> WHAT TO PRODUCE
Count every line of these entries that holds the word "Earnings", and reply with the number only.

(Dataset rows about figures)
::::::::

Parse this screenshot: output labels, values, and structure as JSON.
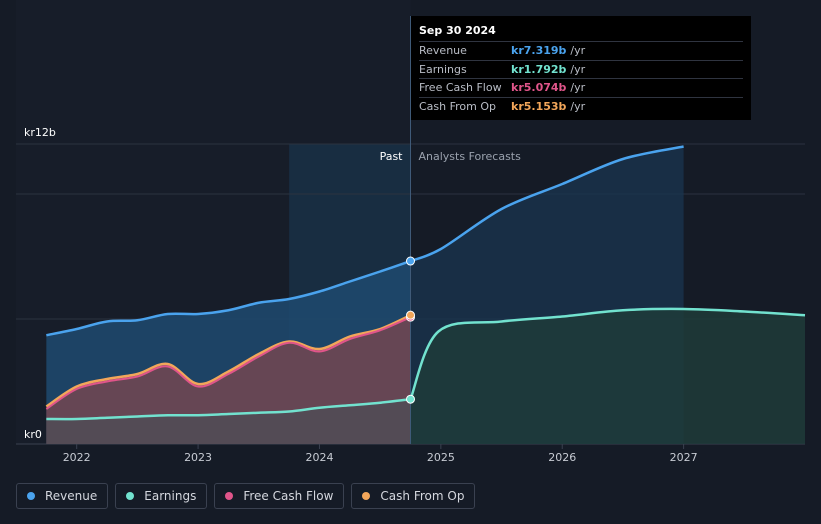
{
  "tooltip": {
    "date": "Sep 30 2024",
    "rows": [
      {
        "label": "Revenue",
        "value": "kr7.319b",
        "unit": "/yr",
        "color": "#4aa3ee"
      },
      {
        "label": "Earnings",
        "value": "kr1.792b",
        "unit": "/yr",
        "color": "#72e2cf"
      },
      {
        "label": "Free Cash Flow",
        "value": "kr5.074b",
        "unit": "/yr",
        "color": "#e0558a"
      },
      {
        "label": "Cash From Op",
        "value": "kr5.153b",
        "unit": "/yr",
        "color": "#f2a65a"
      }
    ]
  },
  "chart_data": {
    "type": "line",
    "title": "",
    "xlabel": "",
    "ylabel": "",
    "y_unit_prefix": "kr",
    "ylim": [
      0,
      12
    ],
    "y_ticks": [
      {
        "value": 12,
        "label": "kr12b"
      },
      {
        "value": 0,
        "label": "kr0"
      }
    ],
    "x_ticks": [
      {
        "value": 2022,
        "label": "2022"
      },
      {
        "value": 2023,
        "label": "2023"
      },
      {
        "value": 2024,
        "label": "2024"
      },
      {
        "value": 2025,
        "label": "2025"
      },
      {
        "value": 2026,
        "label": "2026"
      },
      {
        "value": 2027,
        "label": "2027"
      }
    ],
    "xlim": [
      2021.5,
      2028.0
    ],
    "divider_x": 2024.75,
    "highlight_start_x": 2023.75,
    "forecast_end_x": 2027.0,
    "past_label": "Past",
    "forecast_label": "Analysts Forecasts",
    "series": [
      {
        "name": "Revenue",
        "color": "#4aa3ee",
        "fill": "#1c4466",
        "past": [
          [
            2021.75,
            4.35
          ],
          [
            2022.0,
            4.6
          ],
          [
            2022.25,
            4.9
          ],
          [
            2022.5,
            4.95
          ],
          [
            2022.75,
            5.2
          ],
          [
            2023.0,
            5.2
          ],
          [
            2023.25,
            5.35
          ],
          [
            2023.5,
            5.65
          ],
          [
            2023.75,
            5.8
          ],
          [
            2024.0,
            6.1
          ],
          [
            2024.25,
            6.5
          ],
          [
            2024.5,
            6.9
          ],
          [
            2024.75,
            7.319
          ]
        ],
        "forecast": [
          [
            2024.75,
            7.319
          ],
          [
            2025.0,
            7.8
          ],
          [
            2025.5,
            9.4
          ],
          [
            2026.0,
            10.4
          ],
          [
            2026.5,
            11.4
          ],
          [
            2027.0,
            11.9
          ]
        ]
      },
      {
        "name": "Earnings",
        "color": "#72e2cf",
        "fill": "#1f3b3a",
        "past": [
          [
            2021.75,
            1.0
          ],
          [
            2022.0,
            1.0
          ],
          [
            2022.25,
            1.05
          ],
          [
            2022.5,
            1.1
          ],
          [
            2022.75,
            1.15
          ],
          [
            2023.0,
            1.15
          ],
          [
            2023.25,
            1.2
          ],
          [
            2023.5,
            1.25
          ],
          [
            2023.75,
            1.3
          ],
          [
            2024.0,
            1.45
          ],
          [
            2024.25,
            1.55
          ],
          [
            2024.5,
            1.65
          ],
          [
            2024.75,
            1.792
          ]
        ],
        "forecast": [
          [
            2024.75,
            1.792
          ],
          [
            2024.98,
            4.5
          ],
          [
            2025.5,
            4.9
          ],
          [
            2026.0,
            5.1
          ],
          [
            2026.5,
            5.35
          ],
          [
            2027.0,
            5.4
          ],
          [
            2027.5,
            5.3
          ],
          [
            2028.0,
            5.15
          ]
        ]
      },
      {
        "name": "Free Cash Flow",
        "color": "#e0558a",
        "fill": "#6a3a4e",
        "past": [
          [
            2021.75,
            1.4
          ],
          [
            2022.0,
            2.2
          ],
          [
            2022.25,
            2.5
          ],
          [
            2022.5,
            2.7
          ],
          [
            2022.75,
            3.1
          ],
          [
            2023.0,
            2.3
          ],
          [
            2023.25,
            2.8
          ],
          [
            2023.5,
            3.5
          ],
          [
            2023.75,
            4.05
          ],
          [
            2024.0,
            3.7
          ],
          [
            2024.25,
            4.2
          ],
          [
            2024.5,
            4.55
          ],
          [
            2024.75,
            5.074
          ]
        ],
        "forecast": []
      },
      {
        "name": "Cash From Op",
        "color": "#f2a65a",
        "fill": "#6b4a3e",
        "past": [
          [
            2021.75,
            1.5
          ],
          [
            2022.0,
            2.3
          ],
          [
            2022.25,
            2.6
          ],
          [
            2022.5,
            2.8
          ],
          [
            2022.75,
            3.2
          ],
          [
            2023.0,
            2.4
          ],
          [
            2023.25,
            2.9
          ],
          [
            2023.5,
            3.6
          ],
          [
            2023.75,
            4.1
          ],
          [
            2024.0,
            3.8
          ],
          [
            2024.25,
            4.3
          ],
          [
            2024.5,
            4.6
          ],
          [
            2024.75,
            5.153
          ]
        ],
        "forecast": []
      }
    ]
  },
  "legend": [
    {
      "label": "Revenue",
      "color": "#4aa3ee"
    },
    {
      "label": "Earnings",
      "color": "#72e2cf"
    },
    {
      "label": "Free Cash Flow",
      "color": "#e0558a"
    },
    {
      "label": "Cash From Op",
      "color": "#f2a65a"
    }
  ]
}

::::::::

> COMPLETE ANSWER
3